╭─ PROVIDED DATA

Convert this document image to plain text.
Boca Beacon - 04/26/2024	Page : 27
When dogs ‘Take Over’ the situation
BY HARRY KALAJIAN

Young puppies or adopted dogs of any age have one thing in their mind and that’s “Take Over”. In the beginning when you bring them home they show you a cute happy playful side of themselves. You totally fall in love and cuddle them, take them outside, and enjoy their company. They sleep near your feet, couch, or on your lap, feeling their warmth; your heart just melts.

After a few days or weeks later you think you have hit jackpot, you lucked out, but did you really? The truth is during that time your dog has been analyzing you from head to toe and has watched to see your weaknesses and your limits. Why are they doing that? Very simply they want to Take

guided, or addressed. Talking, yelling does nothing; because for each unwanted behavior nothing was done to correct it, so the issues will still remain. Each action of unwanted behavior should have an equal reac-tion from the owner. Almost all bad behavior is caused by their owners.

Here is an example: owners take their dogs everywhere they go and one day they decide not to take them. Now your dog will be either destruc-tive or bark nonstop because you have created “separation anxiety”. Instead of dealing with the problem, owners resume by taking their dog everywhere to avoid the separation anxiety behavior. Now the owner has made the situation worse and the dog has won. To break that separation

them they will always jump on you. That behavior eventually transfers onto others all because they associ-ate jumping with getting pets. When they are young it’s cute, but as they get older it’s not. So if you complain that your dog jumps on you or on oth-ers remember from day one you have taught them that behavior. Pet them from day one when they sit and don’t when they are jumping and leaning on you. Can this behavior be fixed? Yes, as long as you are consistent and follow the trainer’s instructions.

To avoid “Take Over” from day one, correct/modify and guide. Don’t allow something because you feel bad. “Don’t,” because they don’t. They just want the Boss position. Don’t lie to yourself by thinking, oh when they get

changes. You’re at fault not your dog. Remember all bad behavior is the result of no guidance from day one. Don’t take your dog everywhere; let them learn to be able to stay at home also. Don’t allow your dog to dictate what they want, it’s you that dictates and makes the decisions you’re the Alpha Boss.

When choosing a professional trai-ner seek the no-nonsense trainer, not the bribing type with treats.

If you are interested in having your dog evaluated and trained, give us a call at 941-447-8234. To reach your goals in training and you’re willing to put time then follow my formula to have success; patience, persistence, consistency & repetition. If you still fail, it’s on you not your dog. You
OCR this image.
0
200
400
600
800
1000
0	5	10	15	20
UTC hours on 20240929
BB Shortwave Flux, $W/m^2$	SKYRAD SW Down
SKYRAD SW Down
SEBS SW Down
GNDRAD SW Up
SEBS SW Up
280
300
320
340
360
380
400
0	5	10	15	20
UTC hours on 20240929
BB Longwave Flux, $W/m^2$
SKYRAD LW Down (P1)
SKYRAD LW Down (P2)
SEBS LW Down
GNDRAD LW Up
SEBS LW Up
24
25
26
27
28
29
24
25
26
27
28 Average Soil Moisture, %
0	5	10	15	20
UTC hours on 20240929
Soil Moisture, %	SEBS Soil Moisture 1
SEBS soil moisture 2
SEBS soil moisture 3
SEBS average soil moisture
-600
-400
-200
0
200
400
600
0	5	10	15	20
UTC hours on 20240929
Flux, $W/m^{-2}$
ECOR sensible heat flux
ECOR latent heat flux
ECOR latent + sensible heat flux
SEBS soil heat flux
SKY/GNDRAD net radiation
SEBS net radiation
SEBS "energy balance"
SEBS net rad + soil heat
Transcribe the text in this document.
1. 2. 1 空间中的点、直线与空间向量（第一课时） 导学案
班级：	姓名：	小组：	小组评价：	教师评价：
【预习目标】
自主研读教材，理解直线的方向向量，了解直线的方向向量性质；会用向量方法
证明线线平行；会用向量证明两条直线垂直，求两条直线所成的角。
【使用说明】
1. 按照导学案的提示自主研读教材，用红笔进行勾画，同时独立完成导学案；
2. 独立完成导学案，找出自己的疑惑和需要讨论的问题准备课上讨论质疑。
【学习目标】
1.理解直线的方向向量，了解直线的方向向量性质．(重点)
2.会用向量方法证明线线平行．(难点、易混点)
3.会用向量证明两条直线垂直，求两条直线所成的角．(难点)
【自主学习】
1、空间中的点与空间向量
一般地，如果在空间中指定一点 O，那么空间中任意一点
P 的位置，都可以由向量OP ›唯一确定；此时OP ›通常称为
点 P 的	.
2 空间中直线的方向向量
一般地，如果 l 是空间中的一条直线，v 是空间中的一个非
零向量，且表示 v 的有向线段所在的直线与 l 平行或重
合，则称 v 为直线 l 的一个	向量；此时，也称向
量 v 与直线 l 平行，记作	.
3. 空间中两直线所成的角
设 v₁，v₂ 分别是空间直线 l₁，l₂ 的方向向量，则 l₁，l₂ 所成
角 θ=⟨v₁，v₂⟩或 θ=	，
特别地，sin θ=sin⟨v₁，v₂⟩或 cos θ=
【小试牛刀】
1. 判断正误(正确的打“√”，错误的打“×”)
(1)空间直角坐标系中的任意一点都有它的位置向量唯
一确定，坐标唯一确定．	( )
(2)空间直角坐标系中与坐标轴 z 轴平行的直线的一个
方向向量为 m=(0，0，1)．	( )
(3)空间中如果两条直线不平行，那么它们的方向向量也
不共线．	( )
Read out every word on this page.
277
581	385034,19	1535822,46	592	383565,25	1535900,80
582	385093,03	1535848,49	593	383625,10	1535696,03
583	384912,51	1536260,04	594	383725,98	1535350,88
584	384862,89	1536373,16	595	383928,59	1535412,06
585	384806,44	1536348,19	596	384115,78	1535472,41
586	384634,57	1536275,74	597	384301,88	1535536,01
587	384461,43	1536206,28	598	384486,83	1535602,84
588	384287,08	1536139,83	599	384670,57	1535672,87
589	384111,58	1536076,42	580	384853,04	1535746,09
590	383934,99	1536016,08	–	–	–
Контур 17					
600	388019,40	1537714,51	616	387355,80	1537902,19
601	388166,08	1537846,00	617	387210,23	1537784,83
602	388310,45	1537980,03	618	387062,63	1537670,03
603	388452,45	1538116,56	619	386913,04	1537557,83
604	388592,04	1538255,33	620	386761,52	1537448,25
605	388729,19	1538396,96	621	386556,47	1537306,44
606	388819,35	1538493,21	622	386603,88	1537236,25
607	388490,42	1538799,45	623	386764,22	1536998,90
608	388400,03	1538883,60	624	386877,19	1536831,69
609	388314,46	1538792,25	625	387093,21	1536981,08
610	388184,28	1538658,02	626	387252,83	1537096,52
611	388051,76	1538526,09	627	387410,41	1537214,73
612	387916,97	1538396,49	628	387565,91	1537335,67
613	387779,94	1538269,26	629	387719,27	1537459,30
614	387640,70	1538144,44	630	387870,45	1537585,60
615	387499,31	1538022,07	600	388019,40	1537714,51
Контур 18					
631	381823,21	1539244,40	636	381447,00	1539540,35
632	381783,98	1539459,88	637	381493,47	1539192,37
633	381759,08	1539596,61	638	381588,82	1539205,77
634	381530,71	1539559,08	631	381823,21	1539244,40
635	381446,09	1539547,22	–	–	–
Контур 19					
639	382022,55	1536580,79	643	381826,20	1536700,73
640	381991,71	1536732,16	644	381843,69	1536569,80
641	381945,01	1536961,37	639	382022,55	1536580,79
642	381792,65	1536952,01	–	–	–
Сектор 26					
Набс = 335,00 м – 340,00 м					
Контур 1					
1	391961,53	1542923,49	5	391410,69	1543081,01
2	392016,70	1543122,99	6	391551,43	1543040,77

╰─

Reproduce all of the data exactly as given.

## WRITTEN RESPONSE
Convert this document image to plain text.
Boca Beacon - 04/26/2024	Page : 27
When dogs ‘Take Over’ the situation
BY HARRY KALAJIAN

Young puppies or adopted dogs of any age have one thing in their mind and that’s “Take Over”. In the beginning when you bring them home they show you a cute happy playful side of themselves. You totally fall in love and cuddle them, take them outside, and enjoy their company. They sleep near your feet, couch, or on your lap, feeling their warmth; your heart just melts.

After a few days or weeks later you think you have hit jackpot, you lucked out, but did you really? The truth is during that time your dog has been analyzing you from head to toe and has watched to see your weaknesses and your limits. Why are they doing that? Very simply they want to Take

guided, or addressed. Talking, yelling does nothing; because for each unwanted behavior nothing was done to correct it, so the issues will still remain. Each action of unwanted behavior should have an equal reac-tion from the owner. Almost all bad behavior is caused by their owners.

Here is an example: owners take their dogs everywhere they go and one day they decide not to take them. Now your dog will be either destruc-tive or bark nonstop because you have created “separation anxiety”. Instead of dealing with the problem, owners resume by taking their dog everywhere to avoid the separation anxiety behavior. Now the owner has made the situation worse and the dog has won. To break that separation

them they will always jump on you. That behavior eventually transfers onto others all because they associ-ate jumping with getting pets. When they are young it’s cute, but as they get older it’s not. So if you complain that your dog jumps on you or on oth-ers remember from day one you have taught them that behavior. Pet them from day one when they sit and don’t when they are jumping and leaning on you. Can this behavior be fixed? Yes, as long as you are consistent and follow the trainer’s instructions.

To avoid “Take Over” from day one, correct/modify and guide. Don’t allow something because you feel bad. “Don’t,” because they don’t. They just want the Boss position. Don’t lie to yourself by thinking, oh when they get

changes. You’re at fault not your dog. Remember all bad behavior is the result of no guidance from day one. Don’t take your dog everywhere; let them learn to be able to stay at home also. Don’t allow your dog to dictate what they want, it’s you that dictates and makes the decisions you’re the Alpha Boss.

When choosing a professional trai-ner seek the no-nonsense trainer, not the bribing type with treats.

If you are interested in having your dog evaluated and trained, give us a call at 941-447-8234. To reach your goals in training and you’re willing to put time then follow my formula to have success; patience, persistence, consistency & repetition. If you still fail, it’s on you not your dog. You
OCR this image.
0
200
400
600
800
1000
0	5	10	15	20
UTC hours on 20240929
BB Shortwave Flux, $W/m^2$	SKYRAD SW Down
SKYRAD SW Down
SEBS SW Down
GNDRAD SW Up
SEBS SW Up
280
300
320
340
360
380
400
0	5	10	15	20
UTC hours on 20240929
BB Longwave Flux, $W/m^2$
SKYRAD LW Down (P1)
SKYRAD LW Down (P2)
SEBS LW Down
GNDRAD LW Up
SEBS LW Up
24
25
26
27
28
29
24
25
26
27
28 Average Soil Moisture, %
0	5	10	15	20
UTC hours on 20240929
Soil Moisture, %	SEBS Soil Moisture 1
SEBS soil moisture 2
SEBS soil moisture 3
SEBS average soil moisture
-600
-400
-200
0
200
400
600
0	5	10	15	20
UTC hours on 20240929
Flux, $W/m^{-2}$
ECOR sensible heat flux
ECOR latent heat flux
ECOR latent + sensible heat flux
SEBS soil heat flux
SKY/GNDRAD net radiation
SEBS net radiation
SEBS "energy balance"
SEBS net rad + soil heat
Transcribe the text in this document.
1. 2. 1 空间中的点、直线与空间向量（第一课时） 导学案
班级：	姓名：	小组：	小组评价：	教师评价：
【预习目标】
自主研读教材，理解直线的方向向量，了解直线的方向向量性质；会用向量方法
证明线线平行；会用向量证明两条直线垂直，求两条直线所成的角。
【使用说明】
1. 按照导学案的提示自主研读教材，用红笔进行勾画，同时独立完成导学案；
2. 独立完成导学案，找出自己的疑惑和需要讨论的问题准备课上讨论质疑。
【学习目标】
1.理解直线的方向向量，了解直线的方向向量性质．(重点)
2.会用向量方法证明线线平行．(难点、易混点)
3.会用向量证明两条直线垂直，求两条直线所成的角．(难点)
【自主学习】
1、空间中的点与空间向量
一般地，如果在空间中指定一点 O，那么空间中任意一点
P 的位置，都可以由向量OP ›唯一确定；此时OP ›通常称为
点 P 的	.
2 空间中直线的方向向量
一般地，如果 l 是空间中的一条直线，v 是空间中的一个非
零向量，且表示 v 的有向线段所在的直线与 l 平行或重
合，则称 v 为直线 l 的一个	向量；此时，也称向
量 v 与直线 l 平行，记作	.
3. 空间中两直线所成的角
设 v₁，v₂ 分别是空间直线 l₁，l₂ 的方向向量，则 l₁，l₂ 所成
角 θ=⟨v₁，v₂⟩或 θ=	，
特别地，sin θ=sin⟨v₁，v₂⟩或 cos θ=
【小试牛刀】
1. 判断正误(正确的打“√”，错误的打“×”)
(1)空间直角坐标系中的任意一点都有它的位置向量唯
一确定，坐标唯一确定．	( )
(2)空间直角坐标系中与坐标轴 z 轴平行的直线的一个
方向向量为 m=(0，0，1)．	( )
(3)空间中如果两条直线不平行，那么它们的方向向量也
不共线．	( )
Read out every word on this page.
277
581	385034,19	1535822,46	592	383565,25	1535900,80
582	385093,03	1535848,49	593	383625,10	1535696,03
583	384912,51	1536260,04	594	383725,98	1535350,88
584	384862,89	1536373,16	595	383928,59	1535412,06
585	384806,44	1536348,19	596	384115,78	1535472,41
586	384634,57	1536275,74	597	384301,88	1535536,01
587	384461,43	1536206,28	598	384486,83	1535602,84
588	384287,08	1536139,83	599	384670,57	1535672,87
589	384111,58	1536076,42	580	384853,04	1535746,09
590	383934,99	1536016,08	–	–	–
Контур 17					
600	388019,40	1537714,51	616	387355,80	1537902,19
601	388166,08	1537846,00	617	387210,23	1537784,83
602	388310,45	1537980,03	618	387062,63	1537670,03
603	388452,45	1538116,56	619	386913,04	1537557,83
604	388592,04	1538255,33	620	386761,52	1537448,25
605	388729,19	1538396,96	621	386556,47	1537306,44
606	388819,35	1538493,21	622	386603,88	1537236,25
607	388490,42	1538799,45	623	386764,22	1536998,90
608	388400,03	1538883,60	624	386877,19	1536831,69
609	388314,46	1538792,25	625	387093,21	1536981,08
610	388184,28	1538658,02	626	387252,83	1537096,52
611	388051,76	1538526,09	627	387410,41	1537214,73
612	387916,97	1538396,49	628	387565,91	1537335,67
613	387779,94	1538269,26	629	387719,27	1537459,30
614	387640,70	1538144,44	630	387870,45	1537585,60
615	387499,31	1538022,07	600	388019,40	1537714,51
Контур 18					
631	381823,21	1539244,40	636	381447,00	1539540,35
632	381783,98	1539459,88	637	381493,47	1539192,37
633	381759,08	1539596,61	638	381588,82	1539205,77
634	381530,71	1539559,08	631	381823,21	1539244,40
635	381446,09	1539547,22	–	–	–
Контур 19					
639	382022,55	1536580,79	643	381826,20	1536700,73
640	381991,71	1536732,16	644	381843,69	1536569,80
641	381945,01	1536961,37	639	382022,55	1536580,79
642	381792,65	1536952,01	–	–	–
Сектор 26					
Набс = 335,00 м – 340,00 м					
Контур 1					
1	391961,53	1542923,49	5	391410,69	1543081,01
2	392016,70	1543122,99	6	391551,43	1543040,77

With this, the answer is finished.